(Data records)
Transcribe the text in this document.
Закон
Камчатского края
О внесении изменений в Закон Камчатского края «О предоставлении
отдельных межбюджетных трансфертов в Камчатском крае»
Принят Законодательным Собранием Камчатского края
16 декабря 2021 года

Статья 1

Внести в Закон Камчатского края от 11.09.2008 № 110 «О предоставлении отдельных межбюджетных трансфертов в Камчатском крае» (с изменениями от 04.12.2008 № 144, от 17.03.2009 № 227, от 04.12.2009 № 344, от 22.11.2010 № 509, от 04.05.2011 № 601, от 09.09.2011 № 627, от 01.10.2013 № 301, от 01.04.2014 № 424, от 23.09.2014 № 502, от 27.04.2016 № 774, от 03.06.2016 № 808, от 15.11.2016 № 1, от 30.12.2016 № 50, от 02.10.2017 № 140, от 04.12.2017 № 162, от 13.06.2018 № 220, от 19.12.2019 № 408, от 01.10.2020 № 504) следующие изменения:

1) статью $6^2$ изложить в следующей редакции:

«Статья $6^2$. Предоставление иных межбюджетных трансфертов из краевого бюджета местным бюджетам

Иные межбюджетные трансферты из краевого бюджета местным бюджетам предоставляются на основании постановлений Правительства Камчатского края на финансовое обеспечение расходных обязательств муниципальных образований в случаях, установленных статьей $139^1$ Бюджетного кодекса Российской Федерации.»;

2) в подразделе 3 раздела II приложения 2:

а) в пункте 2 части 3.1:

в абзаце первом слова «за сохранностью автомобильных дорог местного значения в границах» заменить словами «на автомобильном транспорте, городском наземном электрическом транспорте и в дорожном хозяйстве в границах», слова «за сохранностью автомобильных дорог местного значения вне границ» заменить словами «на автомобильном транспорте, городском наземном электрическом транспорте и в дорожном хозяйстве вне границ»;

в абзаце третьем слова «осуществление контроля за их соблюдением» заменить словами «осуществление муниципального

#### Exercise instructions
Transcribe the data above in full, exactly.

#### The completed task
Transcribe the text in this document.
Закон
Камчатского края
О внесении изменений в Закон Камчатского края «О предоставлении
отдельных межбюджетных трансфертов в Камчатском крае»
Принят Законодательным Собранием Камчатского края
16 декабря 2021 года

Статья 1

Внести в Закон Камчатского края от 11.09.2008 № 110 «О предоставлении отдельных межбюджетных трансфертов в Камчатском крае» (с изменениями от 04.12.2008 № 144, от 17.03.2009 № 227, от 04.12.2009 № 344, от 22.11.2010 № 509, от 04.05.2011 № 601, от 09.09.2011 № 627, от 01.10.2013 № 301, от 01.04.2014 № 424, от 23.09.2014 № 502, от 27.04.2016 № 774, от 03.06.2016 № 808, от 15.11.2016 № 1, от 30.12.2016 № 50, от 02.10.2017 № 140, от 04.12.2017 № 162, от 13.06.2018 № 220, от 19.12.2019 № 408, от 01.10.2020 № 504) следующие изменения:

1) статью $6^2$ изложить в следующей редакции:

«Статья $6^2$. Предоставление иных межбюджетных трансфертов из краевого бюджета местным бюджетам

Иные межбюджетные трансферты из краевого бюджета местным бюджетам предоставляются на основании постановлений Правительства Камчатского края на финансовое обеспечение расходных обязательств муниципальных образований в случаях, установленных статьей $139^1$ Бюджетного кодекса Российской Федерации.»;

2) в подразделе 3 раздела II приложения 2:

а) в пункте 2 части 3.1:

в абзаце первом слова «за сохранностью автомобильных дорог местного значения в границах» заменить словами «на автомобильном транспорте, городском наземном электрическом транспорте и в дорожном хозяйстве в границах», слова «за сохранностью автомобильных дорог местного значения вне границ» заменить словами «на автомобильном транспорте, городском наземном электрическом транспорте и в дорожном хозяйстве вне границ»;

в абзаце третьем слова «осуществление контроля за их соблюдением» заменить словами «осуществление муниципального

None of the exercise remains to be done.